▶ TASK INSTRUCTIONS
Extract each line from the entries below that has the string "räknades" in it.
- - - -
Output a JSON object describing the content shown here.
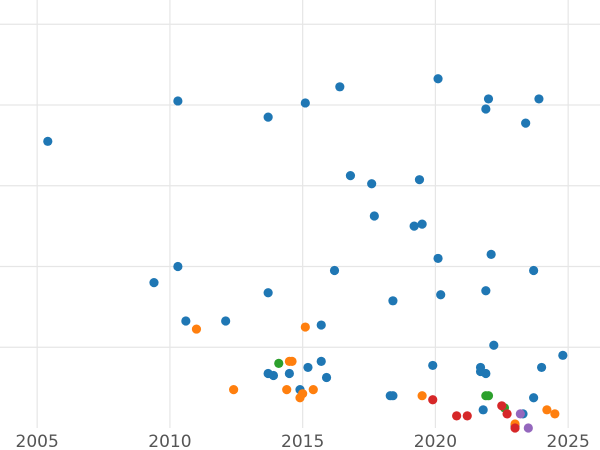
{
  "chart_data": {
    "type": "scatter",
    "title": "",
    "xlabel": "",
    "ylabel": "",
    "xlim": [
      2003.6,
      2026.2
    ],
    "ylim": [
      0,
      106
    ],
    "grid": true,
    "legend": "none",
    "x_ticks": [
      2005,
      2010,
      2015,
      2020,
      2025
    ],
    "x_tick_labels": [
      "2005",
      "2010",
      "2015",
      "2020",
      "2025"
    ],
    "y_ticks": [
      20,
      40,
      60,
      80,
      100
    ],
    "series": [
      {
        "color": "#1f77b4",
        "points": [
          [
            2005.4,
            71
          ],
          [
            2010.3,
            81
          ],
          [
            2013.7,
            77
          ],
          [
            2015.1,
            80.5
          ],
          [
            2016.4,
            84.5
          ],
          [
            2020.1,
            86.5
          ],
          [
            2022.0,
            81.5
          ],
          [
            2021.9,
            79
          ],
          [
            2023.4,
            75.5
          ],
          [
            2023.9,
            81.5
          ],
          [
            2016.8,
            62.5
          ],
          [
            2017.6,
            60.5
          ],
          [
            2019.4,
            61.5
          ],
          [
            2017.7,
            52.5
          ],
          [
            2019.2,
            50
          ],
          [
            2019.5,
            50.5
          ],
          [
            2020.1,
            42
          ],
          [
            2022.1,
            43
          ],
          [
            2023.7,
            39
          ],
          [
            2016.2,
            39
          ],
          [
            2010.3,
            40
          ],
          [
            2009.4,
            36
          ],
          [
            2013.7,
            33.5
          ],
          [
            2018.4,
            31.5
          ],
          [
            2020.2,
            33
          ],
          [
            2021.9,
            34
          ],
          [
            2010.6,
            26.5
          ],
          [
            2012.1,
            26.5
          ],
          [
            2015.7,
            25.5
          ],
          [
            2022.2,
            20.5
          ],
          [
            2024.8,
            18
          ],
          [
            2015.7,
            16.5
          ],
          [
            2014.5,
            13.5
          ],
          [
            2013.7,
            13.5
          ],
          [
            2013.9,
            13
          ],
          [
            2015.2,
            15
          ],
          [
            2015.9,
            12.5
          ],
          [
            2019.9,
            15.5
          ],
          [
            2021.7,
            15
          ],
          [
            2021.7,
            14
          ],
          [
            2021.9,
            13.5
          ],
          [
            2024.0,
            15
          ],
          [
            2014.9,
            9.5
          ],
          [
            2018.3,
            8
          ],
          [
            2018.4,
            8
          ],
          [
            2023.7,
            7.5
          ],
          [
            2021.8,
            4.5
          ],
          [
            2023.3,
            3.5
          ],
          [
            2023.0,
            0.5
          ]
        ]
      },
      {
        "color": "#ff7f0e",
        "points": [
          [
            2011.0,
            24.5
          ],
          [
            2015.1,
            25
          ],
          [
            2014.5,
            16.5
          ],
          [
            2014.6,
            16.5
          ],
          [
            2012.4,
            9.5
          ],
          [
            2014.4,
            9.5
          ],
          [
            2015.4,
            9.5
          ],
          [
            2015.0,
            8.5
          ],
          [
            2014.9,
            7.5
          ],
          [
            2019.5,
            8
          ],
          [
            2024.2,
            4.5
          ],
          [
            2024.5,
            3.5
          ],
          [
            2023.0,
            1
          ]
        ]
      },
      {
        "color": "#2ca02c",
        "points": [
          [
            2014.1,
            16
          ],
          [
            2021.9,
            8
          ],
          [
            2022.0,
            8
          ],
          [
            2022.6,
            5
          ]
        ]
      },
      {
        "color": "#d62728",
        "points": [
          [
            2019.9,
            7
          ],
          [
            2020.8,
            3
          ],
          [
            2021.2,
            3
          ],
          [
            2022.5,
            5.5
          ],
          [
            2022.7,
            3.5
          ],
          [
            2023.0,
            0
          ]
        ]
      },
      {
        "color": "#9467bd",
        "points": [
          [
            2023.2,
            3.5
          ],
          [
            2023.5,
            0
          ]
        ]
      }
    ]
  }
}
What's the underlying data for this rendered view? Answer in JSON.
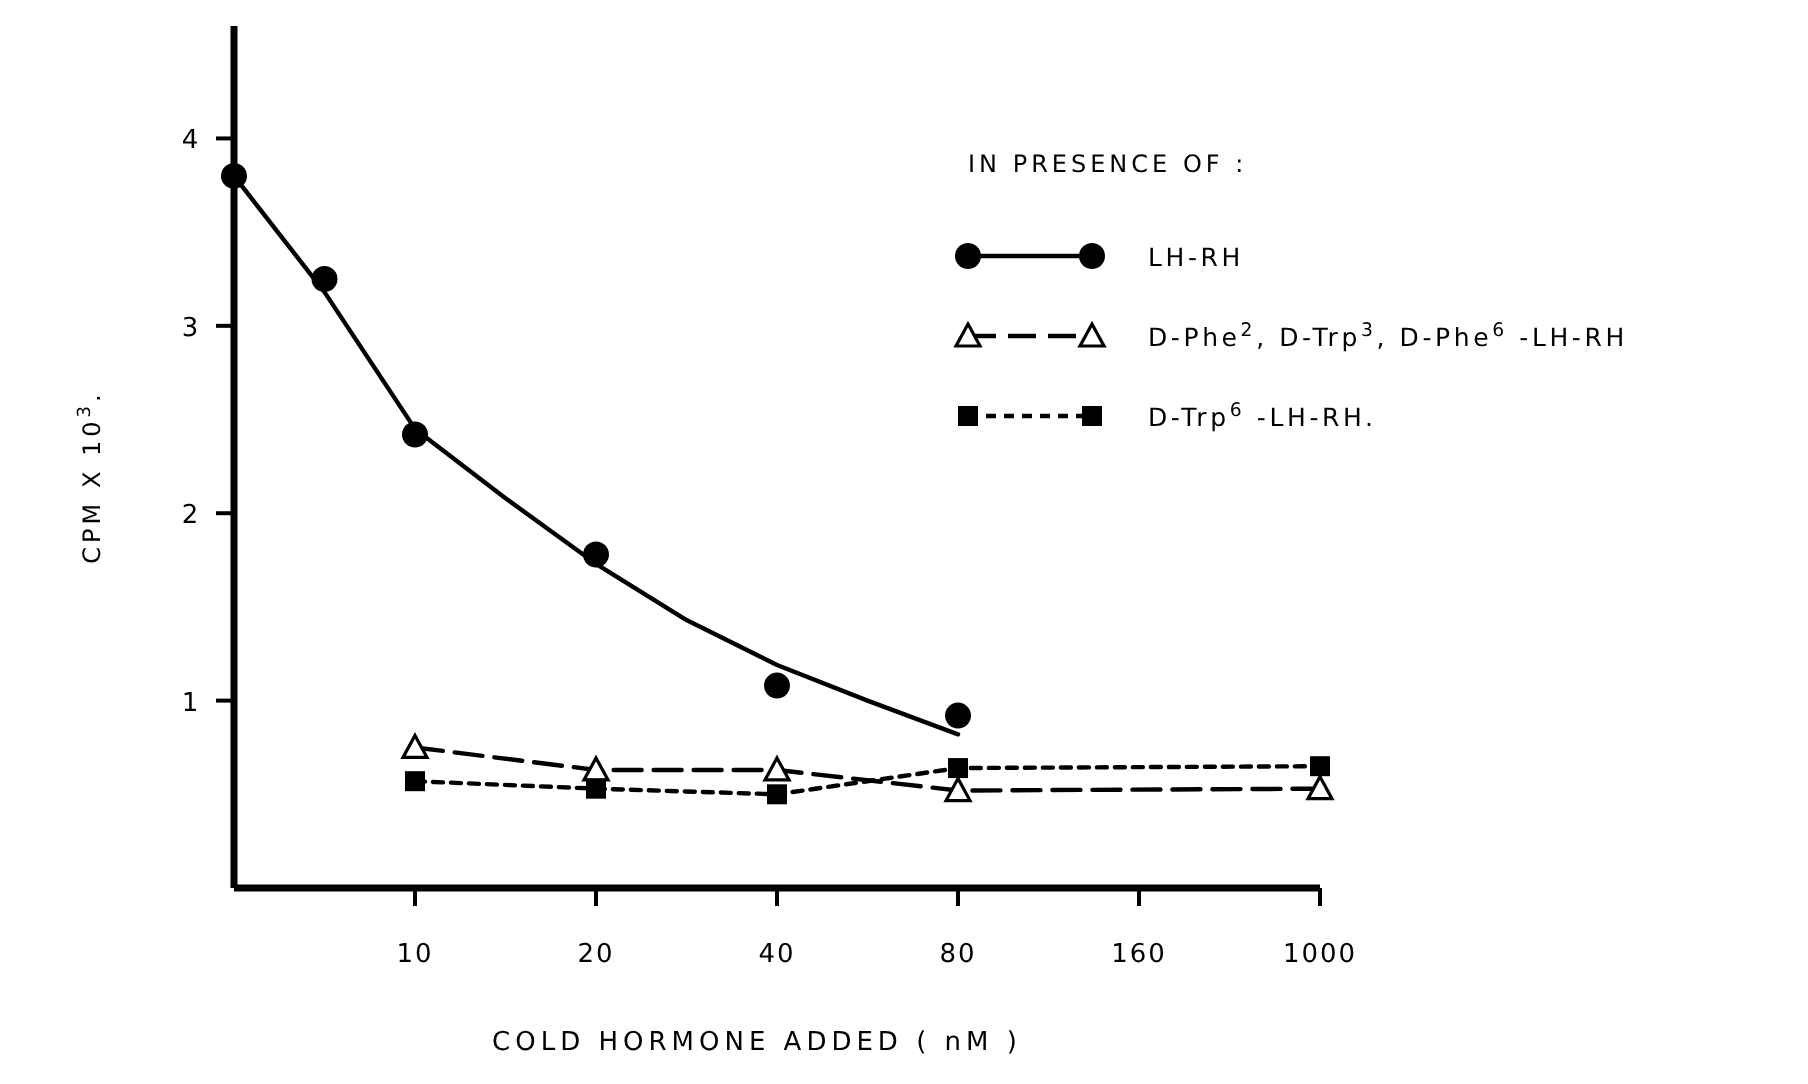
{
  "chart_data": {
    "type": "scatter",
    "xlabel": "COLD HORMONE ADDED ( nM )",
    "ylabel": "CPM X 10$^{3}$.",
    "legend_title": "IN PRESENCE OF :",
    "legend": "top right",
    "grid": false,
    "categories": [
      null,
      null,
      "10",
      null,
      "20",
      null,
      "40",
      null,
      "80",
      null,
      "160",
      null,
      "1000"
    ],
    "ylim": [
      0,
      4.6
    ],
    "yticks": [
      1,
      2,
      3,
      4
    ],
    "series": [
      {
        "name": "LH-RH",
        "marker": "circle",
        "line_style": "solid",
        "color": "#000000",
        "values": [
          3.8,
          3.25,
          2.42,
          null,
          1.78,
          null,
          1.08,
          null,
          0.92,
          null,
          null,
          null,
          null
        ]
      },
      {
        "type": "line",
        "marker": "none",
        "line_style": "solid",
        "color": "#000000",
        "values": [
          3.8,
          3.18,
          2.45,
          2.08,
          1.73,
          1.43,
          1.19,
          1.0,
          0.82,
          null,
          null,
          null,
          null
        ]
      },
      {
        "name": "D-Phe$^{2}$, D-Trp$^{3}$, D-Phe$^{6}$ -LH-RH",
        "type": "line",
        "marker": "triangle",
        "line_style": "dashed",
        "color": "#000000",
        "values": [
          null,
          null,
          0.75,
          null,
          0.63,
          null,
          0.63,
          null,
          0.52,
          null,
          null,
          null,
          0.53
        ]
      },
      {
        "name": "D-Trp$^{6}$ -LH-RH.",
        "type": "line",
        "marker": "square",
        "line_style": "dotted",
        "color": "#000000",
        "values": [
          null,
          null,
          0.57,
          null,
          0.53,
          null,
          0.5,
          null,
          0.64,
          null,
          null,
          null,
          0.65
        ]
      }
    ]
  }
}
- - - -
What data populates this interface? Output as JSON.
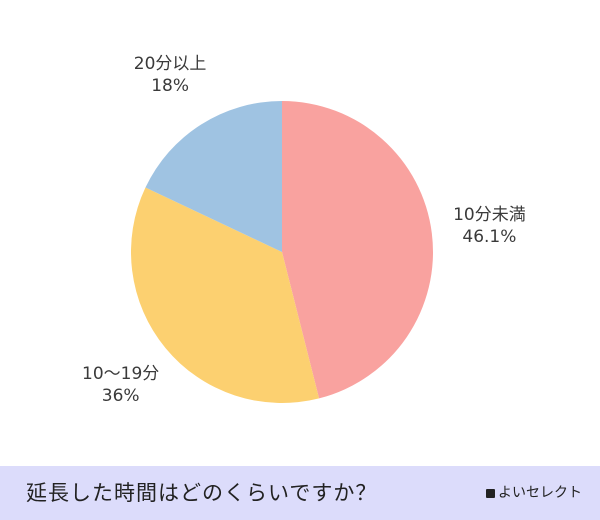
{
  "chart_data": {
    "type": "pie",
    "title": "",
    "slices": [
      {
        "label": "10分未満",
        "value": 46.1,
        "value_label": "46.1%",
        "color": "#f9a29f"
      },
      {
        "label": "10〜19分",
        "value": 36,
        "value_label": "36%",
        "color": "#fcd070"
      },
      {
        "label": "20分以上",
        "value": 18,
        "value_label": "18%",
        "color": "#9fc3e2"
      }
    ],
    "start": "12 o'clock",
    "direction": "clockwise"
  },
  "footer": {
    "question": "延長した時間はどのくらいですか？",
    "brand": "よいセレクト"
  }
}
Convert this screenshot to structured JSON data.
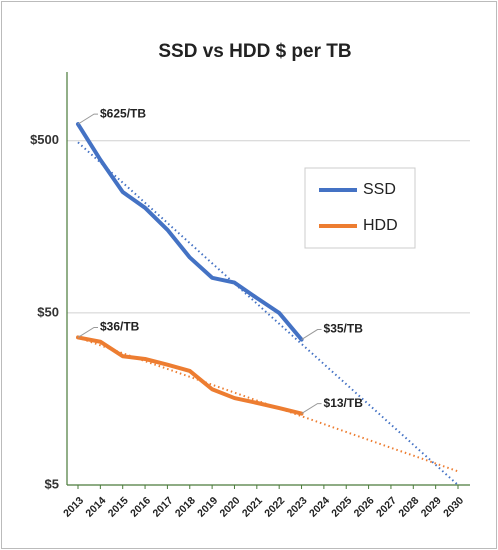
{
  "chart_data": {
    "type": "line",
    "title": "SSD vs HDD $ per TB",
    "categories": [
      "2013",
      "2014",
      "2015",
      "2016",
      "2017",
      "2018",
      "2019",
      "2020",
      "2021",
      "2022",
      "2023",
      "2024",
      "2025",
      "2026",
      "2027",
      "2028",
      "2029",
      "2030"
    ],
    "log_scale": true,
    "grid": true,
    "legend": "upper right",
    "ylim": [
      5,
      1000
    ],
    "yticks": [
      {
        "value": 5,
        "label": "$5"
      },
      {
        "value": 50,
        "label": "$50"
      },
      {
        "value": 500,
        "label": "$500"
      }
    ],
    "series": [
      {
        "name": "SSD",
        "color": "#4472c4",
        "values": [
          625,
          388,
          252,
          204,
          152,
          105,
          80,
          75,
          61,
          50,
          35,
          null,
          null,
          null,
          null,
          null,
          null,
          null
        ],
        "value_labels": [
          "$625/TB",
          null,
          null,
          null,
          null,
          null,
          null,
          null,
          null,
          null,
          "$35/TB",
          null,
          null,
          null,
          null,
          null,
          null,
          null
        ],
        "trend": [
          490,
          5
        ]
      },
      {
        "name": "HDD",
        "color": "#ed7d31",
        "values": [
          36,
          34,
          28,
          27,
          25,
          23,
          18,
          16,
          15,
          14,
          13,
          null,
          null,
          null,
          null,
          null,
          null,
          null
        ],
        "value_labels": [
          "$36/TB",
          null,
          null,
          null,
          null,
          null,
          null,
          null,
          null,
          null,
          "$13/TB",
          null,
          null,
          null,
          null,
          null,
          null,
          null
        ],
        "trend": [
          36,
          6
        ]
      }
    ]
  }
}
- - - -
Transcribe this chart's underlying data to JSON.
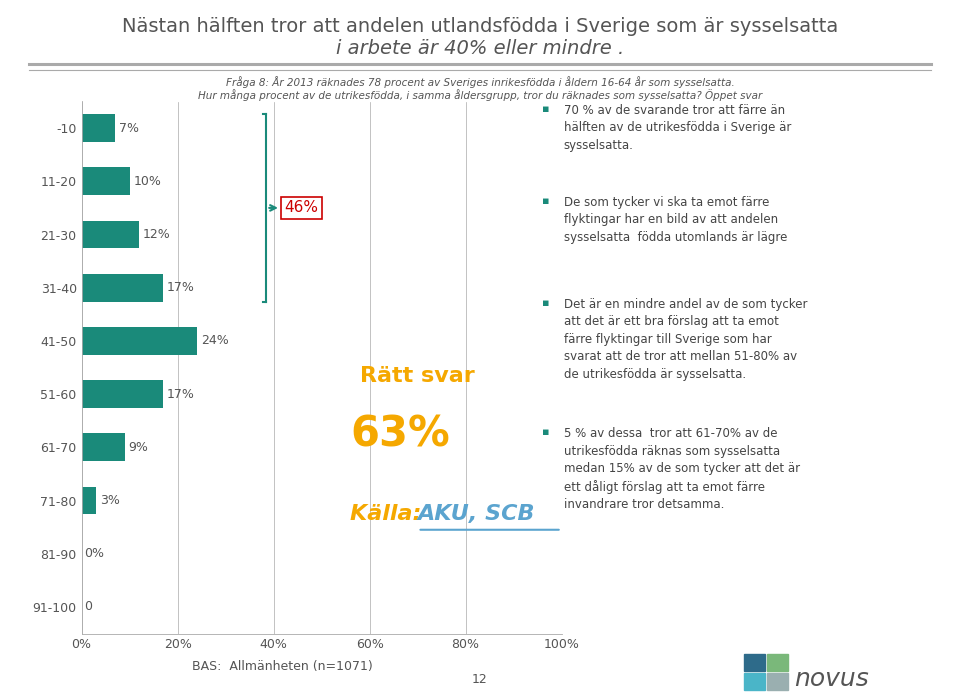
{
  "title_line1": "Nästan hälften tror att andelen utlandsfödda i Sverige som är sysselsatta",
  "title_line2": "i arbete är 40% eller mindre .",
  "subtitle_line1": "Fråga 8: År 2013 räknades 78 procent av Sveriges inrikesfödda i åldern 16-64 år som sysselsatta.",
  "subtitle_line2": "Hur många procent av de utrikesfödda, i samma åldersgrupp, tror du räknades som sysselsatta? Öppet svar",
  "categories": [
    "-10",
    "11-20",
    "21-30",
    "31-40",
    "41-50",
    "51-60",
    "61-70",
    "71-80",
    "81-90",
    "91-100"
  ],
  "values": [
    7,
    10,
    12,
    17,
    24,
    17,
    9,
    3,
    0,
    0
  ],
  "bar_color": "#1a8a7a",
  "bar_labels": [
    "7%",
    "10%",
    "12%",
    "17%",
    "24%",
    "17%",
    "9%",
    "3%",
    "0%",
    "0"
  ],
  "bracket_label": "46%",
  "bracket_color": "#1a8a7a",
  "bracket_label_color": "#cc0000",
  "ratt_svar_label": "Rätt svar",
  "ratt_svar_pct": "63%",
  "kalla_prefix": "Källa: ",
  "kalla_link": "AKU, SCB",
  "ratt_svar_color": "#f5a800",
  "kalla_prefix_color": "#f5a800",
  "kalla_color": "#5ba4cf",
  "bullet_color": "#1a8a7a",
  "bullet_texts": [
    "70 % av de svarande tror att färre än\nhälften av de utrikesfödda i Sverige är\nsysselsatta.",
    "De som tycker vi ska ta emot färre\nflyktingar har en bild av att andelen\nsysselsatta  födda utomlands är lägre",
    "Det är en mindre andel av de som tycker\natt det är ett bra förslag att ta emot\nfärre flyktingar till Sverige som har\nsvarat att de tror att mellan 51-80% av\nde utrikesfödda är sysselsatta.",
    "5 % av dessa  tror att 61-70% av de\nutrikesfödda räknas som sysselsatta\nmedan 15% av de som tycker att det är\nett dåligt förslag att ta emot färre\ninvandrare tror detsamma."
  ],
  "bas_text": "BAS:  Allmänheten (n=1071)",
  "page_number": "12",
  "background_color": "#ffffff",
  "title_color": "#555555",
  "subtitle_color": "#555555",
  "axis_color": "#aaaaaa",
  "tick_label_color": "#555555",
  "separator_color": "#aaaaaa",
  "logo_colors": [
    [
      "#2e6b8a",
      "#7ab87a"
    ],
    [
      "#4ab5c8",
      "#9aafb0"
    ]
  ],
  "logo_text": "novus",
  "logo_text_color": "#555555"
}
- - - -
▶ EXPECTED OUTPUT
  "subtitle_line1": "Fråga 8: År 2013 räknades 78 procent av Sveriges inrikesfödda i åldern 16-64 år som sysselsatta.",
  "subtitle_line2": "Hur många procent av de utrikesfödda, i samma åldersgrupp, tror du räknades som sysselsatta? Öppet svar",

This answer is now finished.